## PAGE EXTRACT
====

‘Problemista’ enters Julio Torres’ eccentric mind
The film excels at world-building but occasionally pushes the boat too far out.
The film excels at world-building but occasionally pushes the boat too far out.
Opening up in the surrealist vision of a child in El Salvador, “Problemista” is immediately a visual treat from the mind of comedian Julio Torres. It keeps this same zany, childlike lens as it takes Alejandro (Torres) through his struggle to obtain a United States work visa.
The solution he thinks of: work unpaid for known art critic tyrant Elizabeth (Tilda Swinton) as she attempts to immortalize the work of her cryogenically frozen husband, Bobby (RZA), by putting on a show of his realistic oil paintings of eggs. If he manages to complete this seemingly impossible task, she agrees to co-sign his work visa. The red-haired, outspoken Elizabeth serves both as the passive Ale’s primary antagonist as well as his inspiration.

====

## INPUT DATA
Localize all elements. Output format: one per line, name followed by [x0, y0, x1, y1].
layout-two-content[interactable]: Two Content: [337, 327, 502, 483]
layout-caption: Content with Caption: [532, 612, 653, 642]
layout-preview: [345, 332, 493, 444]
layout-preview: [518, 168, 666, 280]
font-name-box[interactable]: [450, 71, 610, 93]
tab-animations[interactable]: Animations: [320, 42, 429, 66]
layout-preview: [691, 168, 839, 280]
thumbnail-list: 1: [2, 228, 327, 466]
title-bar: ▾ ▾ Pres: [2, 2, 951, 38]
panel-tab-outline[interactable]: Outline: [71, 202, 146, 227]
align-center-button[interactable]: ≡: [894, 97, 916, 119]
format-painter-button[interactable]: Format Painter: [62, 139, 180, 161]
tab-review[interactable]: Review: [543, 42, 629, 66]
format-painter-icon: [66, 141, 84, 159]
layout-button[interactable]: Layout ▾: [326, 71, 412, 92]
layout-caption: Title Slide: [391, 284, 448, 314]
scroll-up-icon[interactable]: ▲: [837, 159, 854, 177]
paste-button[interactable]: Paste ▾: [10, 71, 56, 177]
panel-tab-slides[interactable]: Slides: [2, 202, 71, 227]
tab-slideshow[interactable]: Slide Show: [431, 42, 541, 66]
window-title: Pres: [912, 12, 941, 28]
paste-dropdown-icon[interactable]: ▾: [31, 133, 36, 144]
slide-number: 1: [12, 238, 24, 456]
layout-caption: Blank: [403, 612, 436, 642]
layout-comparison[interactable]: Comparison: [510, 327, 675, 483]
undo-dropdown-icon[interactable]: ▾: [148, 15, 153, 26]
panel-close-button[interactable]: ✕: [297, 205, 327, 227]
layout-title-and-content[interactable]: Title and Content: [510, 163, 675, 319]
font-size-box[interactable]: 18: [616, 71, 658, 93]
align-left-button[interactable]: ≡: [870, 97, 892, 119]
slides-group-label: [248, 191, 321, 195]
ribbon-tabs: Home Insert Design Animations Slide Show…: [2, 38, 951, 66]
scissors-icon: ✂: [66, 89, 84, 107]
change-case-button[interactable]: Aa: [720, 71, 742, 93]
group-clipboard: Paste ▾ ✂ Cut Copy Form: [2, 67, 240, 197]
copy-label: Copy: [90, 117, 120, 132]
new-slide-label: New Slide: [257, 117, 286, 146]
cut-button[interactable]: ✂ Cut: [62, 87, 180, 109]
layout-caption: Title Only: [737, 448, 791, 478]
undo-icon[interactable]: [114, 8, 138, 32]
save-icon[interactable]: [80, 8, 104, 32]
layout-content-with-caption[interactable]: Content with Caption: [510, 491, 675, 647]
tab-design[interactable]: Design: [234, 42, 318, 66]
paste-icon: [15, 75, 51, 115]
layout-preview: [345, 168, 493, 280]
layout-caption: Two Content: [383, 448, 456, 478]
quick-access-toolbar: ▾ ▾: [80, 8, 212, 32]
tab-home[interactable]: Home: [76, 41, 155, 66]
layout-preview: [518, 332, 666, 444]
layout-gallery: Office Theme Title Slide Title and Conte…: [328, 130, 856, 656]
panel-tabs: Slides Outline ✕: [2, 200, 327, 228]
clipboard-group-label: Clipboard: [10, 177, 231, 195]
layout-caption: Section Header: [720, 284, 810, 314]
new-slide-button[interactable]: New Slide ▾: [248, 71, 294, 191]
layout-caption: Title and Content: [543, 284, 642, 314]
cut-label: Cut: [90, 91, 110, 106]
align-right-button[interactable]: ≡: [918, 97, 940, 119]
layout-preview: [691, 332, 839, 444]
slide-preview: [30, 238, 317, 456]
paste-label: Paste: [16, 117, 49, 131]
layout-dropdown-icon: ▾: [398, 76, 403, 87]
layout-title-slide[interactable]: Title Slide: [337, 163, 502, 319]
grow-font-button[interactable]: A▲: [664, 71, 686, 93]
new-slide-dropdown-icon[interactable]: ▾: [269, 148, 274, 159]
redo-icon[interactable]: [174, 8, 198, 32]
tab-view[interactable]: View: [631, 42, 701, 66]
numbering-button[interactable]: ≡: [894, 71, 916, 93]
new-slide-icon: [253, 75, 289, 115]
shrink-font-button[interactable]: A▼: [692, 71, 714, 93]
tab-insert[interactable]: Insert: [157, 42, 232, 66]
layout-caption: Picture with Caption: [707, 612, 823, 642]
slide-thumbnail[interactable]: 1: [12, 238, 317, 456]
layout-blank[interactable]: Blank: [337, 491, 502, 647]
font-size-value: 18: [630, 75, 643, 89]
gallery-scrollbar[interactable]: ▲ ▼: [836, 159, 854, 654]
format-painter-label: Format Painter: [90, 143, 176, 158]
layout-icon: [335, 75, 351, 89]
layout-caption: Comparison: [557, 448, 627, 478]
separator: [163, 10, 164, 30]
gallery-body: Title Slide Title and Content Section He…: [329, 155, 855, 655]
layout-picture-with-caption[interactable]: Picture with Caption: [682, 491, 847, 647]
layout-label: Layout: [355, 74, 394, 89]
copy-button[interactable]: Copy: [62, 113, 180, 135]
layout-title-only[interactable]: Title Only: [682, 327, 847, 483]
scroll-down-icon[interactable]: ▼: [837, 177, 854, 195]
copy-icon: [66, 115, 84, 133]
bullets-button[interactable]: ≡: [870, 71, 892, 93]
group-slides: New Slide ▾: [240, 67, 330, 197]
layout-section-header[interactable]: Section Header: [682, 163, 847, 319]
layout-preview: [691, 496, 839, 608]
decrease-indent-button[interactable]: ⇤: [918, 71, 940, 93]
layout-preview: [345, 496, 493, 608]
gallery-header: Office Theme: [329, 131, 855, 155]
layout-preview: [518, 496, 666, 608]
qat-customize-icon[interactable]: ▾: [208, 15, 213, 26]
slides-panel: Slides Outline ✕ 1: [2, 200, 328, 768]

====

## THINGS TO DO
**1.** Please repeat everything in the Problemista review from "Opening up in" down to "States work visa.".
**2.** In the Problemista review, what do Bobby's paintings show?
The rows were taken from a different source than the Problemista review.

## ANSWERS BELOW
**1.**
Opening up in the surrealist vision of a child in El Salvador, “Problemista” is immediately a visual treat from the mind of comedian Julio Torres. It keeps this same zany, childlike lens as it takes Alejandro (Torres) through his struggle to obtain a United States work visa.

**2.** Eggs, in realistic oil paintings.